### Data provided ###
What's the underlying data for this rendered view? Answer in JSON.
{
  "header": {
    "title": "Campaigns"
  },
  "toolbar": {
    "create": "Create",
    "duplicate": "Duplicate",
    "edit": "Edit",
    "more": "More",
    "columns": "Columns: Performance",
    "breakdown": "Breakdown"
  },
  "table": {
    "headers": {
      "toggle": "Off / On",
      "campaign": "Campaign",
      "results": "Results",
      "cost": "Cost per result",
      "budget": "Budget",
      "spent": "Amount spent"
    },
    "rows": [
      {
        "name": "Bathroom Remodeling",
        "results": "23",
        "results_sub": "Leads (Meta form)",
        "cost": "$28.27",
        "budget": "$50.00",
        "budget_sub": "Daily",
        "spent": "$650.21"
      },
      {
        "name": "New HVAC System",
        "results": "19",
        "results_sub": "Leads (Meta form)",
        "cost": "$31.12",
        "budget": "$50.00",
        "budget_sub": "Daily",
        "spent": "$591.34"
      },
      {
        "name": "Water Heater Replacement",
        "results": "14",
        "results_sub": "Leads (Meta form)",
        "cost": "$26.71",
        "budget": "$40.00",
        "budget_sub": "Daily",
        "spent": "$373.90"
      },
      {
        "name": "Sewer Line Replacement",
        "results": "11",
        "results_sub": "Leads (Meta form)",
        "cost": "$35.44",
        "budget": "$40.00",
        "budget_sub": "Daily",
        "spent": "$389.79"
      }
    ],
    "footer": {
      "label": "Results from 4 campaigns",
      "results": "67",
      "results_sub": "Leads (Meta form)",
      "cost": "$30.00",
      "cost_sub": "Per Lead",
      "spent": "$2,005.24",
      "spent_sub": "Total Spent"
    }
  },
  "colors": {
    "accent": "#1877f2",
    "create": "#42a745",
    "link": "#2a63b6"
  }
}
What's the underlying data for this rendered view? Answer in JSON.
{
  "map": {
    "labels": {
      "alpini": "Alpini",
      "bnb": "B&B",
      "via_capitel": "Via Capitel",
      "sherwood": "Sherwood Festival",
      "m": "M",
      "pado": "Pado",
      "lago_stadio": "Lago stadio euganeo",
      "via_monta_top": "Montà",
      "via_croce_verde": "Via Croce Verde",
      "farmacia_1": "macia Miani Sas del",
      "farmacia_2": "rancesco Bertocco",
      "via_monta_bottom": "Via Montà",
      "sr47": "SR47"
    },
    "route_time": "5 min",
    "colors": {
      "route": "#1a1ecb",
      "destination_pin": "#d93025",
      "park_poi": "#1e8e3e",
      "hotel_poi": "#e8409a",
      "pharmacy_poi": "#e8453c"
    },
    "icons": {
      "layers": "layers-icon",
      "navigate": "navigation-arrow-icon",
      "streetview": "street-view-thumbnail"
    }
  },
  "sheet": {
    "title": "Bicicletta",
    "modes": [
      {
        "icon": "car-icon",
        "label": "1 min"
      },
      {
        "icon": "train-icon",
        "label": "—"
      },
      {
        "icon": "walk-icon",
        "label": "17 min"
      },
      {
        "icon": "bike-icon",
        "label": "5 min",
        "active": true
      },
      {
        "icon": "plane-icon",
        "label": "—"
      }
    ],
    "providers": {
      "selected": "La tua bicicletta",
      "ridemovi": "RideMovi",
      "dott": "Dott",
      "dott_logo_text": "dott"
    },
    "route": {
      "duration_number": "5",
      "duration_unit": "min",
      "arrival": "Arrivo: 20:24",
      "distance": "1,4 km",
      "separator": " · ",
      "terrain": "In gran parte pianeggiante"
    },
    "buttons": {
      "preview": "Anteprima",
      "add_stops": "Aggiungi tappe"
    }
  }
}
###
### Data provided ###
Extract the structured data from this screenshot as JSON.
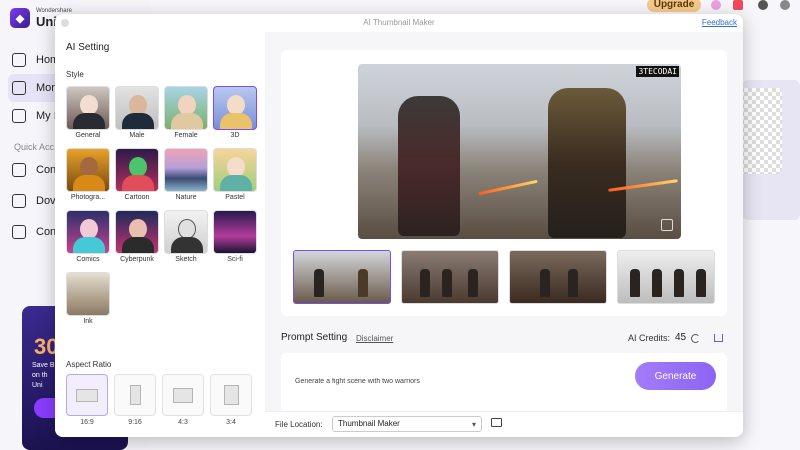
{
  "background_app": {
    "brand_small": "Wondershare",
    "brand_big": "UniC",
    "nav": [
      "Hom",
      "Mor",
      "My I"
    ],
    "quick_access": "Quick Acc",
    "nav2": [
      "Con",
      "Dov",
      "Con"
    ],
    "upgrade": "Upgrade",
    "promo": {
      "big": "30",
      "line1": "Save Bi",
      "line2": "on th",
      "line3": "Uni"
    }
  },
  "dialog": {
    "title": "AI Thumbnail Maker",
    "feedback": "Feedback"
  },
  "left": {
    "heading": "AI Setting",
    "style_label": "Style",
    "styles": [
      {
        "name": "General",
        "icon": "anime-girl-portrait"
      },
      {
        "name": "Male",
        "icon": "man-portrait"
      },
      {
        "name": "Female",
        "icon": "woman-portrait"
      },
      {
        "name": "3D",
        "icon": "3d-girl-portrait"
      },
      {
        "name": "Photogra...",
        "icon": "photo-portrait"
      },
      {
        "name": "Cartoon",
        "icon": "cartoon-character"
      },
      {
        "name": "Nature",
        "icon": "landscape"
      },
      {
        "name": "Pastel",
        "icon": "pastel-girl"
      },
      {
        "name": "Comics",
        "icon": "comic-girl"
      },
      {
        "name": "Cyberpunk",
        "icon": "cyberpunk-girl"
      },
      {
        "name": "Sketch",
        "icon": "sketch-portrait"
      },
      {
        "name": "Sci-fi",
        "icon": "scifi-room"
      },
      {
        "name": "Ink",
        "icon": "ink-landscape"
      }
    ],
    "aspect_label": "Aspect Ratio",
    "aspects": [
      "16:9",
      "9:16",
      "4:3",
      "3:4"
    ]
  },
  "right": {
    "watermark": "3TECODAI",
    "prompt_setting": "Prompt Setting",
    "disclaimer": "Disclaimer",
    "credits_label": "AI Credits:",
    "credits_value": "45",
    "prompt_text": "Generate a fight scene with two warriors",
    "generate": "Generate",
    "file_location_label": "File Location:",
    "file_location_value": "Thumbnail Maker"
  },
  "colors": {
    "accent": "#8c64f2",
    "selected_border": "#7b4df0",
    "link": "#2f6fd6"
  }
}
###
In the records above, find each line that holds the word "title"; copy all such lines.

    "title": "Campaigns"
    "title": "Bicicletta",
    "title": "AI Thumbnail Maker",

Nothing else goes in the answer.